Dataset records of page text
━━━━━━

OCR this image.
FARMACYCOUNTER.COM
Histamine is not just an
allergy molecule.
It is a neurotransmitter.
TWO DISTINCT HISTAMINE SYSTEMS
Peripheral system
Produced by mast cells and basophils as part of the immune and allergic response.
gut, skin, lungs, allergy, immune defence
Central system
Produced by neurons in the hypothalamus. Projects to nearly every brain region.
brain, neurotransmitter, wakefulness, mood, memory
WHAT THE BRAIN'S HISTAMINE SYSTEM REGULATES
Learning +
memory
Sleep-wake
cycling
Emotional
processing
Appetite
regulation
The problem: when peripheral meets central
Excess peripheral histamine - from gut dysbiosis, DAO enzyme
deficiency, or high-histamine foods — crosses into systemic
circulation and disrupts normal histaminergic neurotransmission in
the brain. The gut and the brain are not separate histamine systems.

━━━━━━

Task objective:
Among the lines of the data, which ones contain the word "immune"? Show them.

Written response:
Produced by mast cells and basophils as part of the immune and allergic response.
gut, skin, lungs, allergy, immune defence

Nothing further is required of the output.